— GOAL —
Copy out the whole listing exactly as written, leaving the pictures behind.

— PROVIDED MATERIAL —

----------------

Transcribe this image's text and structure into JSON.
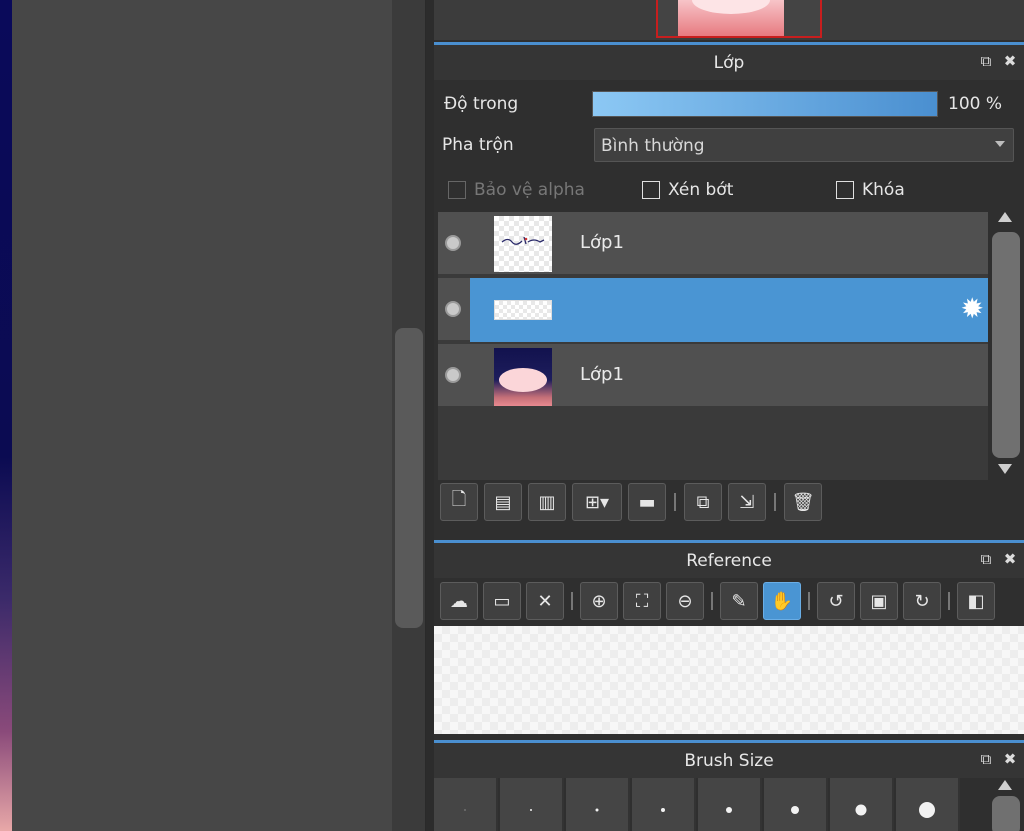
{
  "layer_panel": {
    "title": "Lớp",
    "opacity_label": "Độ trong",
    "opacity_percent": 100,
    "opacity_value": "100 %",
    "blend_label": "Pha trộn",
    "blend_value": "Bình thường",
    "checks": [
      {
        "label": "Bảo vệ alpha",
        "checked": false,
        "enabled": false
      },
      {
        "label": "Xén bớt",
        "checked": false,
        "enabled": true
      },
      {
        "label": "Khóa",
        "checked": false,
        "enabled": true
      }
    ],
    "layers": [
      {
        "name": "Lớp1",
        "visible": true,
        "selected": false
      },
      {
        "name": "",
        "visible": true,
        "selected": true
      },
      {
        "name": "Lớp1",
        "visible": true,
        "selected": false
      }
    ],
    "toolbar_icons": [
      "new-layer-icon",
      "new-8bit-layer-icon",
      "new-1bit-layer-icon",
      "add-layer-menu-icon",
      "folder-icon",
      "duplicate-icon",
      "merge-down-icon",
      "trash-icon"
    ]
  },
  "reference_panel": {
    "title": "Reference",
    "toolbar_icons": [
      "upload-icon",
      "open-folder-icon",
      "close-icon",
      "zoom-in-icon",
      "fit-icon",
      "zoom-out-icon",
      "eyedropper-icon",
      "hand-icon",
      "rotate-left-icon",
      "fullscreen-icon",
      "rotate-right-icon",
      "flip-icon"
    ],
    "active_tool": "hand-icon"
  },
  "brush_panel": {
    "title": "Brush Size"
  },
  "colors": {
    "accent": "#4a95d3",
    "panel": "#2f2f2f",
    "row": "#505050"
  }
}
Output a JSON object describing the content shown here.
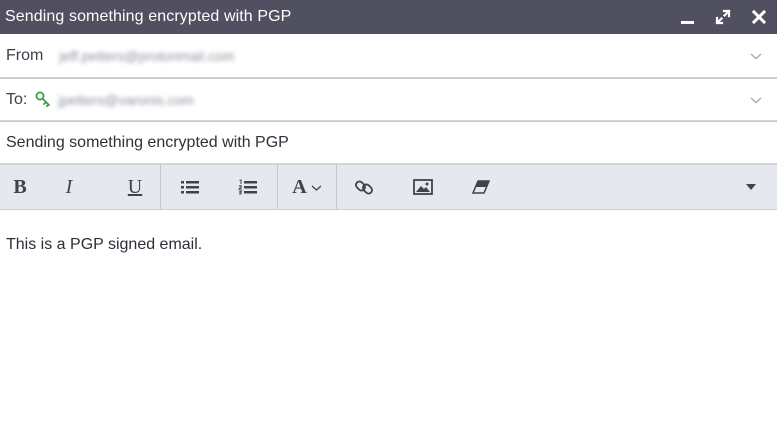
{
  "window": {
    "title": "Sending something encrypted with PGP",
    "controls": [
      "minimize-icon",
      "expand-icon",
      "close-icon"
    ],
    "titlebar_color": "#505061"
  },
  "from": {
    "label": "From",
    "value": "jeff.petters@protonmail.com"
  },
  "to": {
    "label": "To:",
    "recipient": "jpetters@varonis.com",
    "recipient_icon": "key-icon",
    "key_color": "#3aa04a"
  },
  "subject": {
    "value": "Sending something encrypted with PGP"
  },
  "toolbar": {
    "bold_label": "B",
    "italic_label": "I",
    "underline_label": "U",
    "font_label": "A",
    "icons": [
      "unordered-list-icon",
      "ordered-list-icon",
      "link-icon",
      "image-icon",
      "eraser-icon",
      "more-options-icon"
    ]
  },
  "body": {
    "text": "This is a PGP signed email."
  }
}
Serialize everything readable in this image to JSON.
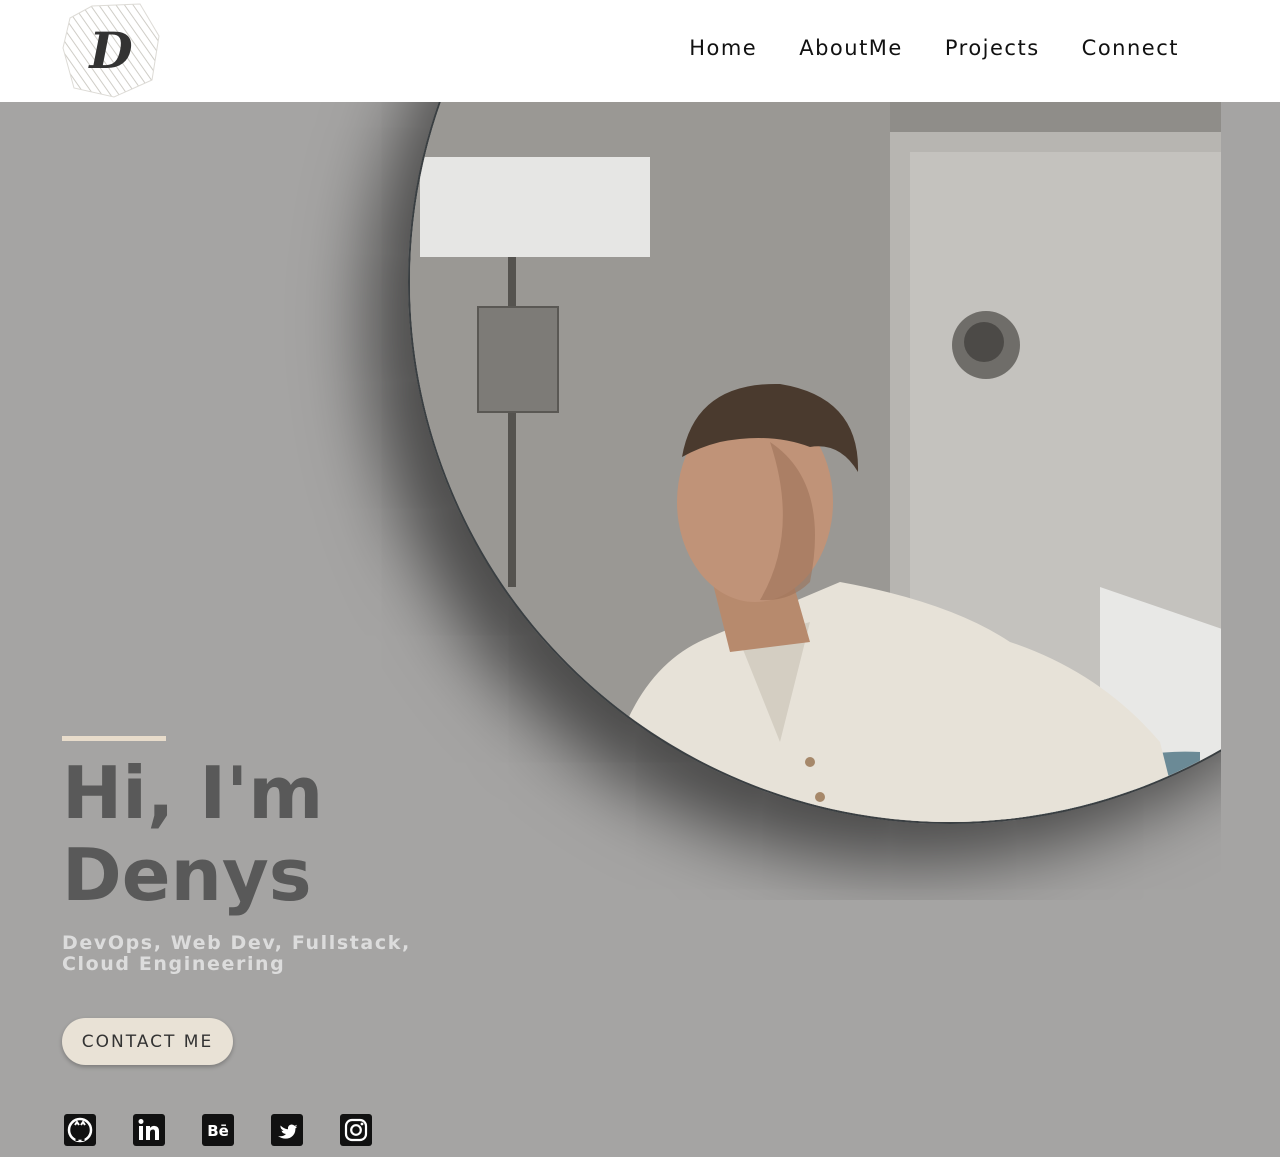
{
  "header": {
    "logo_letter": "D",
    "nav": [
      {
        "label": "Home"
      },
      {
        "label": "AboutMe"
      },
      {
        "label": "Projects"
      },
      {
        "label": "Connect"
      }
    ]
  },
  "hero": {
    "title_line1": "Hi, I'm",
    "title_line2": "Denys",
    "subtitle": "DevOps, Web Dev, Fullstack, Cloud Engineering",
    "contact_button": "CONTACT ME"
  },
  "socials": [
    {
      "icon": "github-icon"
    },
    {
      "icon": "linkedin-icon"
    },
    {
      "icon": "behance-icon",
      "label": "Bē"
    },
    {
      "icon": "twitter-icon"
    },
    {
      "icon": "instagram-icon"
    }
  ],
  "colors": {
    "background": "#a5a4a3",
    "accent": "#e8dccb",
    "button": "#e9e2d6",
    "title": "#595959"
  }
}
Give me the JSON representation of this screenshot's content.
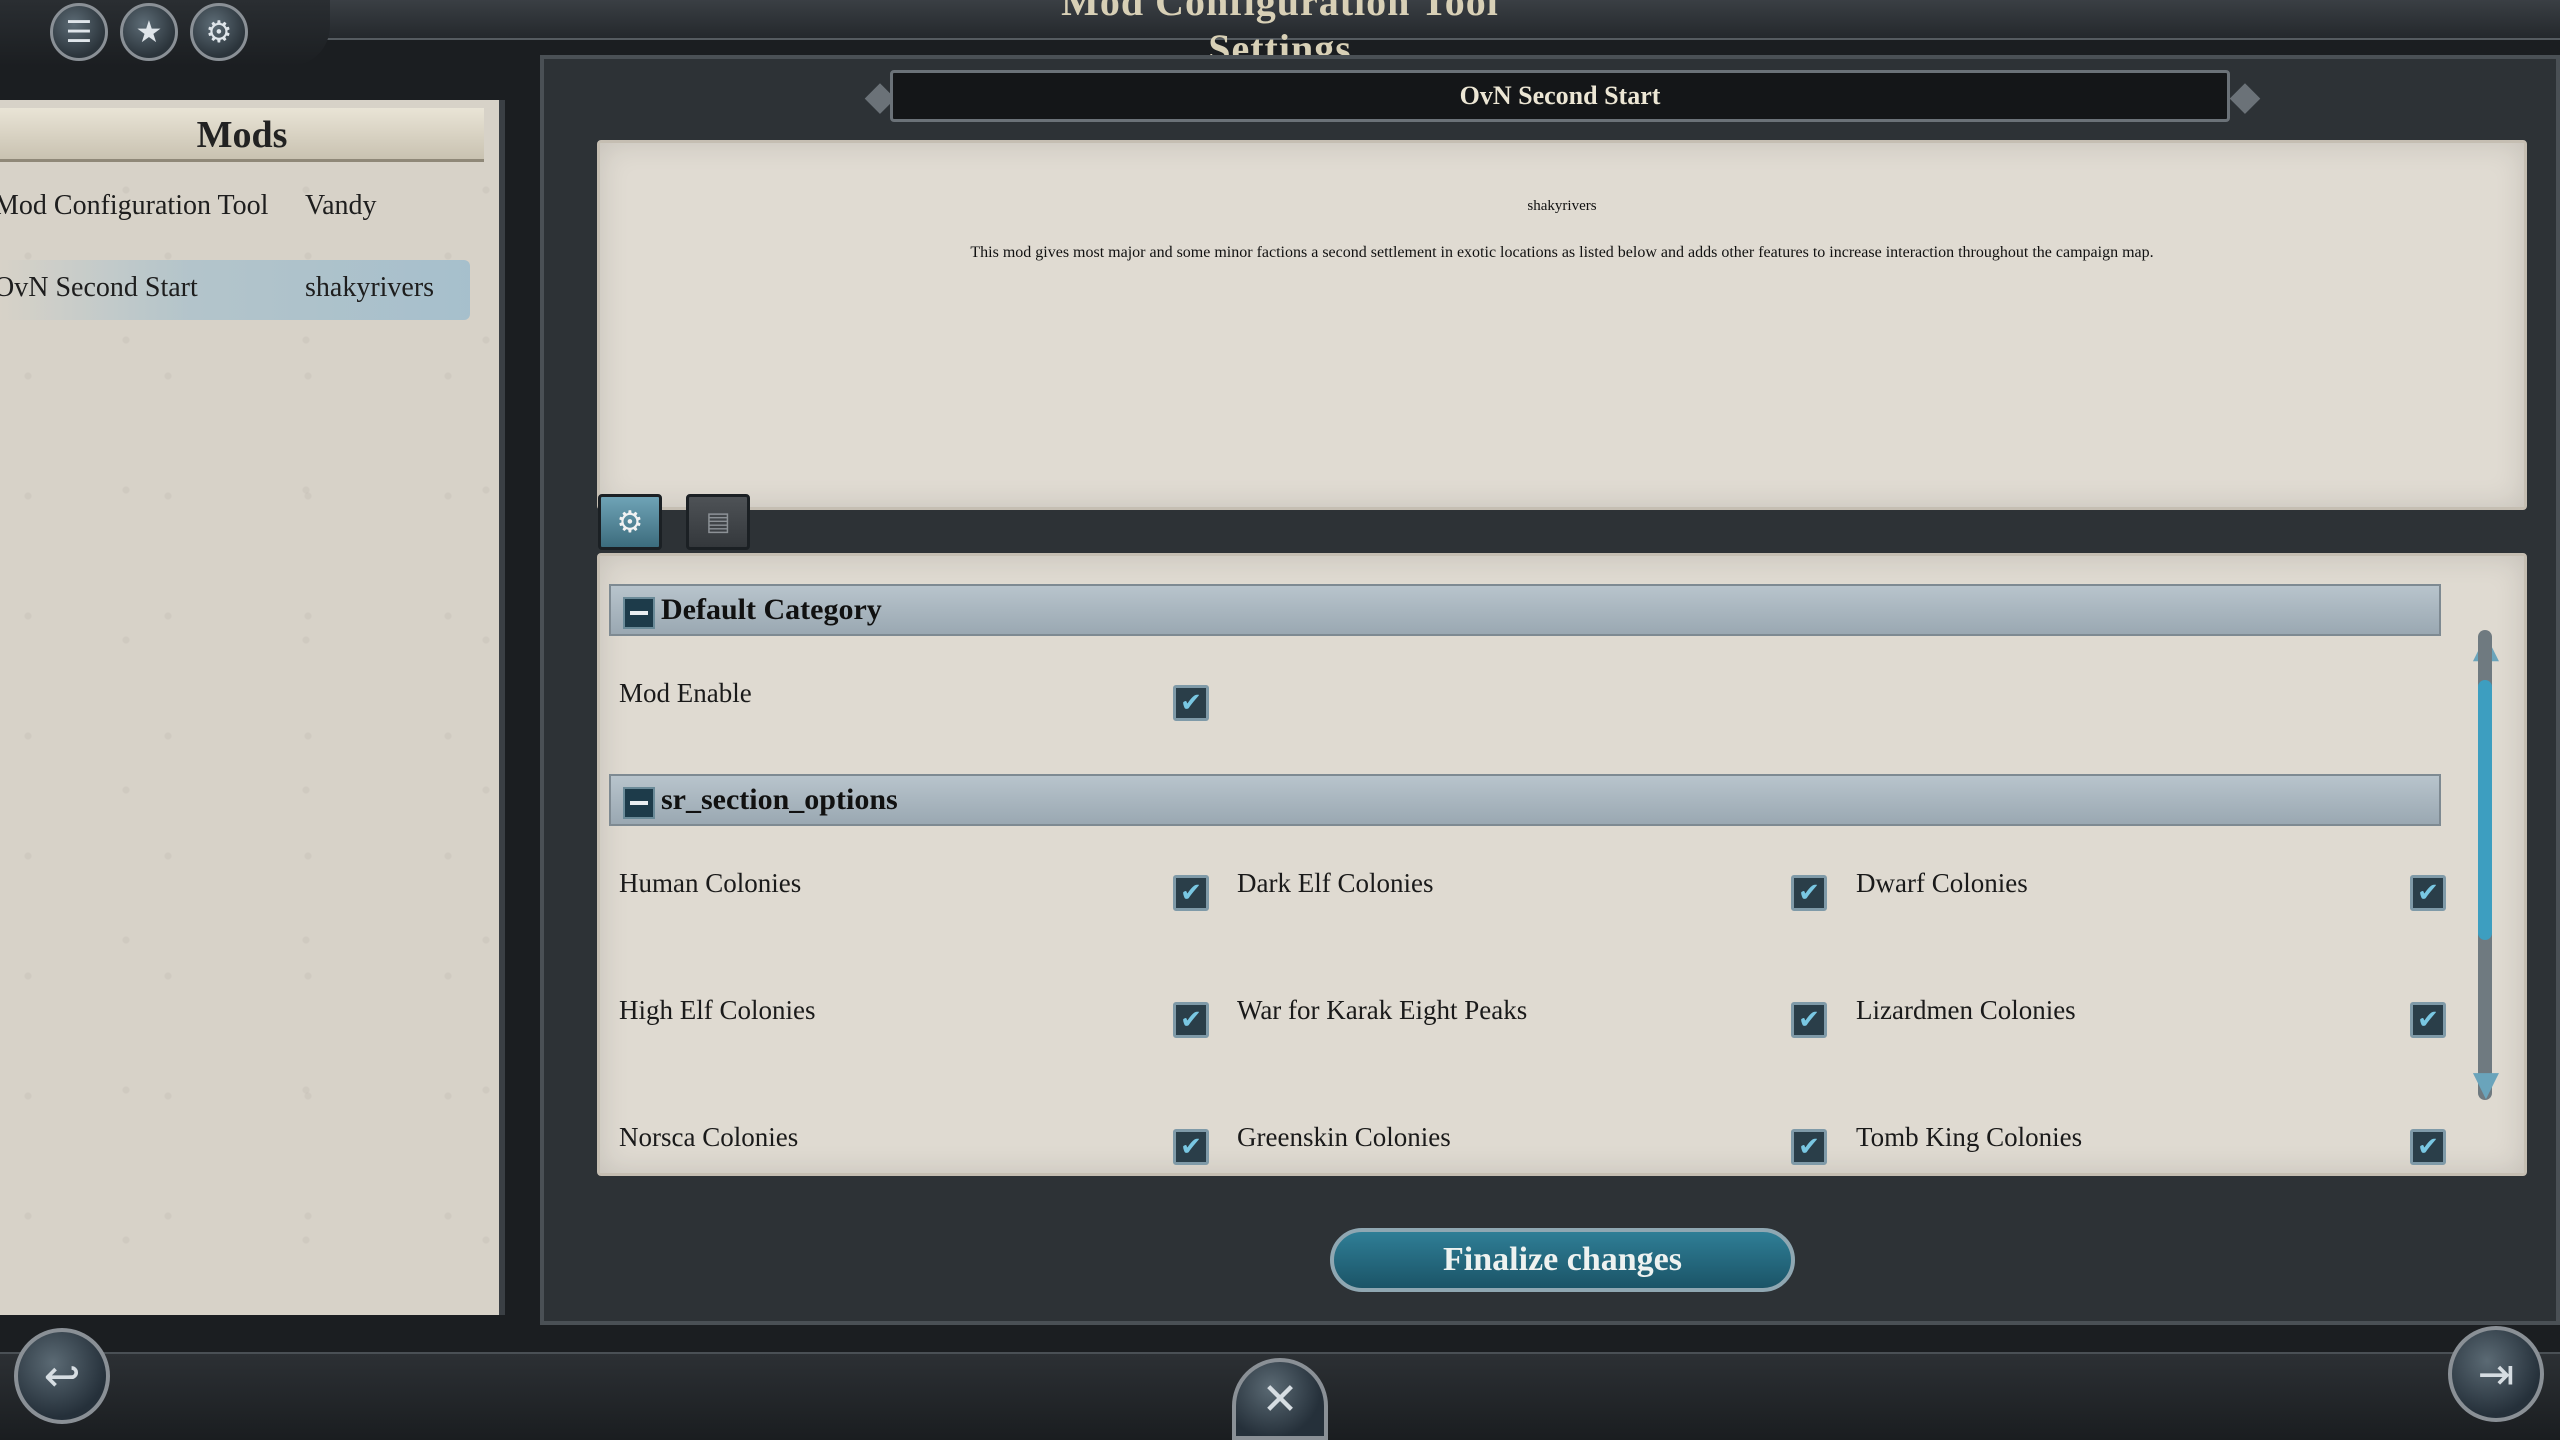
{
  "window": {
    "title": "Mod Configuration Tool Settings"
  },
  "top_bar": {
    "icons": [
      {
        "name": "chat-icon",
        "glyph": "☰"
      },
      {
        "name": "star-icon",
        "glyph": "★"
      },
      {
        "name": "gears-icon",
        "glyph": "⚙"
      }
    ]
  },
  "mods_panel": {
    "header": "Mods",
    "mods": [
      {
        "name": "Mod Configuration Tool",
        "author": "Vandy",
        "selected": false
      },
      {
        "name": "OvN Second Start",
        "author": "shakyrivers",
        "selected": true
      }
    ]
  },
  "detail": {
    "title": "OvN Second Start",
    "author": "shakyrivers",
    "description": "This mod gives most major and some minor factions a second settlement in exotic locations as listed below and adds other features to increase interaction throughout the campaign map."
  },
  "tabs": [
    {
      "name": "settings-tab",
      "icon": "gears-icon",
      "glyph": "⚙",
      "active": true
    },
    {
      "name": "info-tab",
      "icon": "document-icon",
      "glyph": "▤",
      "active": false
    }
  ],
  "sections": {
    "default": {
      "label": "Default Category",
      "options": [
        {
          "label": "Mod Enable",
          "checked": true
        }
      ]
    },
    "sr": {
      "label": "sr_section_options",
      "options": [
        {
          "label": "Human Colonies",
          "checked": true
        },
        {
          "label": "Dark Elf Colonies",
          "checked": true
        },
        {
          "label": "Dwarf Colonies",
          "checked": true
        },
        {
          "label": "High Elf Colonies",
          "checked": true
        },
        {
          "label": "War for Karak Eight Peaks",
          "checked": true
        },
        {
          "label": "Lizardmen Colonies",
          "checked": true
        },
        {
          "label": "Norsca Colonies",
          "checked": true
        },
        {
          "label": "Greenskin Colonies",
          "checked": true
        },
        {
          "label": "Tomb King Colonies",
          "checked": true
        }
      ]
    }
  },
  "check_glyph": "✔",
  "finalize_label": "Finalize changes",
  "bottom_bar": {
    "back_icon": "back-arrow-icon",
    "back_glyph": "↩",
    "close_icon": "crossed-swords-icon",
    "close_glyph": "✕",
    "exit_icon": "exit-door-icon",
    "exit_glyph": "⇥"
  },
  "colors": {
    "accent": "#3d9ec0",
    "checkbox_fill": "#2a3e49",
    "parchment": "#dfdad1",
    "frame": "#2d3236"
  }
}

----------------

— TASK ANSWER —
Transcribe this image's text and structure into JSON.
{
  "layer_panel": {
    "title": "Lớp",
    "opacity_label": "Độ trong",
    "opacity_percent": 100,
    "opacity_value": "100 %",
    "blend_label": "Pha trộn",
    "blend_value": "Bình thường",
    "checks": [
      {
        "label": "Bảo vệ alpha",
        "checked": false,
        "enabled": false
      },
      {
        "label": "Xén bớt",
        "checked": false,
        "enabled": true
      },
      {
        "label": "Khóa",
        "checked": false,
        "enabled": true
      }
    ],
    "layers": [
      {
        "name": "Lớp1",
        "visible": true,
        "selected": false
      },
      {
        "name": "",
        "visible": true,
        "selected": true
      },
      {
        "name": "Lớp1",
        "visible": true,
        "selected": false
      }
    ],
    "toolbar_icons": [
      "new-layer-icon",
      "new-8bit-layer-icon",
      "new-1bit-layer-icon",
      "add-layer-menu-icon",
      "folder-icon",
      "duplicate-icon",
      "merge-down-icon",
      "trash-icon"
    ]
  },
  "reference_panel": {
    "title": "Reference",
    "toolbar_icons": [
      "upload-icon",
      "open-folder-icon",
      "close-icon",
      "zoom-in-icon",
      "fit-icon",
      "zoom-out-icon",
      "eyedropper-icon",
      "hand-icon",
      "rotate-left-icon",
      "fullscreen-icon",
      "rotate-right-icon",
      "flip-icon"
    ],
    "active_tool": "hand-icon"
  },
  "brush_panel": {
    "title": "Brush Size"
  },
  "colors": {
    "accent": "#4a95d3",
    "panel": "#2f2f2f",
    "row": "#505050"
  }
}
Output a JSON object describing the content shown here.
{
  "window": {
    "title": "Sending something encrypted with PGP",
    "controls": [
      "minimize-icon",
      "expand-icon",
      "close-icon"
    ],
    "titlebar_color": "#505061"
  },
  "from": {
    "label": "From",
    "value": "jeff.petters@protonmail.com"
  },
  "to": {
    "label": "To:",
    "recipient": "jpetters@varonis.com",
    "recipient_icon": "key-icon",
    "key_color": "#3aa04a"
  },
  "subject": {
    "value": "Sending something encrypted with PGP"
  },
  "toolbar": {
    "bold_label": "B",
    "italic_label": "I",
    "underline_label": "U",
    "font_label": "A",
    "icons": [
      "unordered-list-icon",
      "ordered-list-icon",
      "link-icon",
      "image-icon",
      "eraser-icon",
      "more-options-icon"
    ]
  },
  "body": {
    "text": "This is a PGP signed email."
  }
}
Serialize everything readable in this image to JSON.
{
  "header": {
    "logo_letter": "D",
    "nav": [
      {
        "label": "Home"
      },
      {
        "label": "AboutMe"
      },
      {
        "label": "Projects"
      },
      {
        "label": "Connect"
      }
    ]
  },
  "hero": {
    "title_line1": "Hi, I'm",
    "title_line2": "Denys",
    "subtitle": "DevOps, Web Dev, Fullstack, Cloud Engineering",
    "contact_button": "CONTACT ME"
  },
  "socials": [
    {
      "icon": "github-icon"
    },
    {
      "icon": "linkedin-icon"
    },
    {
      "icon": "behance-icon",
      "label": "Bē"
    },
    {
      "icon": "twitter-icon"
    },
    {
      "icon": "instagram-icon"
    }
  ],
  "colors": {
    "background": "#a5a4a3",
    "accent": "#e8dccb",
    "button": "#e9e2d6",
    "title": "#595959"
  }
}
Give me the JSON representation of this screenshot's content.
{
  "window": {
    "title": "Mod Configuration Tool Settings"
  },
  "top_bar": {
    "icons": [
      {
        "name": "chat-icon",
        "glyph": "☰"
      },
      {
        "name": "star-icon",
        "glyph": "★"
      },
      {
        "name": "gears-icon",
        "glyph": "⚙"
      }
    ]
  },
  "mods_panel": {
    "header": "Mods",
    "mods": [
      {
        "name": "Mod Configuration Tool",
        "author": "Vandy",
        "selected": false
      },
      {
        "name": "OvN Second Start",
        "author": "shakyrivers",
        "selected": true
      }
    ]
  },
  "detail": {
    "title": "OvN Second Start",
    "author": "shakyrivers",
    "description": "This mod gives most major and some minor factions a second settlement in exotic locations as listed below and adds other features to increase interaction throughout the campaign map."
  },
  "tabs": [
    {
      "name": "settings-tab",
      "icon": "gears-icon",
      "glyph": "⚙",
      "active": true
    },
    {
      "name": "info-tab",
      "icon": "document-icon",
      "glyph": "▤",
      "active": false
    }
  ],
  "sections": {
    "default": {
      "label": "Default Category",
      "options": [
        {
          "label": "Mod Enable",
          "checked": true
        }
      ]
    },
    "sr": {
      "label": "sr_section_options",
      "options": [
        {
          "label": "Human Colonies",
          "checked": true
        },
        {
          "label": "Dark Elf Colonies",
          "checked": true
        },
        {
          "label": "Dwarf Colonies",
          "checked": true
        },
        {
          "label": "High Elf Colonies",
          "checked": true
        },
        {
          "label": "War for Karak Eight Peaks",
          "checked": true
        },
        {
          "label": "Lizardmen Colonies",
          "checked": true
        },
        {
          "label": "Norsca Colonies",
          "checked": true
        },
        {
          "label": "Greenskin Colonies",
          "checked": true
        },
        {
          "label": "Tomb King Colonies",
          "checked": true
        }
      ]
    }
  },
  "check_glyph": "✔",
  "finalize_label": "Finalize changes",
  "bottom_bar": {
    "back_icon": "back-arrow-icon",
    "back_glyph": "↩",
    "close_icon": "crossed-swords-icon",
    "close_glyph": "✕",
    "exit_icon": "exit-door-icon",
    "exit_glyph": "⇥"
  },
  "colors": {
    "accent": "#3d9ec0",
    "checkbox_fill": "#2a3e49",
    "parchment": "#dfdad1",
    "frame": "#2d3236"
  }
}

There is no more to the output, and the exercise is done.